- **Set task**
Find the number of lines containing the string "this" in the data. Answer with the number by itself.

- **Dataset rows**
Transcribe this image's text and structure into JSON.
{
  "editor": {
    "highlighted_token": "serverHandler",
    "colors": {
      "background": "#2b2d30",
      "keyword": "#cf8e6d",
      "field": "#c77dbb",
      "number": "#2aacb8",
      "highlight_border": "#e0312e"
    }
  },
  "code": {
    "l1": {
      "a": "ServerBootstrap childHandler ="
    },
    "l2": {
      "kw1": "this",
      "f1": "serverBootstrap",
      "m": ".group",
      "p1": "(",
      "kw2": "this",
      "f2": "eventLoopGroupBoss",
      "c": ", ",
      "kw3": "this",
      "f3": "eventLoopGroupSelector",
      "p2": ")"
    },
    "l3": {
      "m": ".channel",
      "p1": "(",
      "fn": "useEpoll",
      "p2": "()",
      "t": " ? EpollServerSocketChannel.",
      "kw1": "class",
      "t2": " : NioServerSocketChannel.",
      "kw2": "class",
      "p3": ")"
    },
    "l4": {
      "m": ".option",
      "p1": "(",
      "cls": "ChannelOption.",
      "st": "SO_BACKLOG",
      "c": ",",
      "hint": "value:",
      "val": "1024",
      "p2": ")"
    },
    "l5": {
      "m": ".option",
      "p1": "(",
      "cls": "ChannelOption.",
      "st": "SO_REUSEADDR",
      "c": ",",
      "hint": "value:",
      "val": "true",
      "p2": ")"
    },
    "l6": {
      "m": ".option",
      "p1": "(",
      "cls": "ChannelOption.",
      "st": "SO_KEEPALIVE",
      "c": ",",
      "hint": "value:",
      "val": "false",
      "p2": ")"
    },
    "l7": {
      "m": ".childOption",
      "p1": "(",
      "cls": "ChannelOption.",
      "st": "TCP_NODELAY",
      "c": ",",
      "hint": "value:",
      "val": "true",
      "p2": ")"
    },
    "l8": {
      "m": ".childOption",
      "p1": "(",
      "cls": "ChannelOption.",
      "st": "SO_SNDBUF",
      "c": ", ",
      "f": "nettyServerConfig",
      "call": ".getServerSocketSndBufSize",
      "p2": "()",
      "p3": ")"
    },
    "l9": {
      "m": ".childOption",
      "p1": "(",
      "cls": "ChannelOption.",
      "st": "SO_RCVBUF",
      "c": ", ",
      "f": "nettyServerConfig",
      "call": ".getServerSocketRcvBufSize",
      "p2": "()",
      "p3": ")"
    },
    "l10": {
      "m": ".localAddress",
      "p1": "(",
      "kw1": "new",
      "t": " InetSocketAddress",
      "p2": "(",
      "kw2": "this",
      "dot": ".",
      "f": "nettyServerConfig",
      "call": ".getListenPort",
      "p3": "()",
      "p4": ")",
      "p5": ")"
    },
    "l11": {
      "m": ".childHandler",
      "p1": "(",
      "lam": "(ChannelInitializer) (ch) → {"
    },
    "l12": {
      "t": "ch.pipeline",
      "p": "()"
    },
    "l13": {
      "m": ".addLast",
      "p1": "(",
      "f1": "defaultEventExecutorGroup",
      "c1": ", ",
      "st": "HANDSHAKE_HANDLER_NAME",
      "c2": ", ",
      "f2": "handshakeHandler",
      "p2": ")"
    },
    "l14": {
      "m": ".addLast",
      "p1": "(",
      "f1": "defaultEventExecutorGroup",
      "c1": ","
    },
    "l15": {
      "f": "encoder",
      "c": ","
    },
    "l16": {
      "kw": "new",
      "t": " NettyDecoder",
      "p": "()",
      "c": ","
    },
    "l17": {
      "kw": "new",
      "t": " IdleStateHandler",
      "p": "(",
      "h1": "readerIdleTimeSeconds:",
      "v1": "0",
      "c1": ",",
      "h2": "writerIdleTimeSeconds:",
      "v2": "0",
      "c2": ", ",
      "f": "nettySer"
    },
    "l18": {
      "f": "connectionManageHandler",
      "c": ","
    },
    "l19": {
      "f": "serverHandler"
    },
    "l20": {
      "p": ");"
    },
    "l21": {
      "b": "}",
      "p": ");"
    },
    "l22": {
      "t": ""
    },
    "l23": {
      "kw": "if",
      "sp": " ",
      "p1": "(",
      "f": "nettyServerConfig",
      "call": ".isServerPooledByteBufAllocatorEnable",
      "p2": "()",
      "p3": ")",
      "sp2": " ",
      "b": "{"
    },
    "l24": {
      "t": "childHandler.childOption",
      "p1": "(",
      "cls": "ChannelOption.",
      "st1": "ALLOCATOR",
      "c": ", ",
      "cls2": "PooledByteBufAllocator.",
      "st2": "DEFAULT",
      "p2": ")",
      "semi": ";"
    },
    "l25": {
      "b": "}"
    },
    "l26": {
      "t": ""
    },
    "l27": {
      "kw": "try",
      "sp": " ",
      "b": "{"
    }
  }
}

- **Exercise output**
5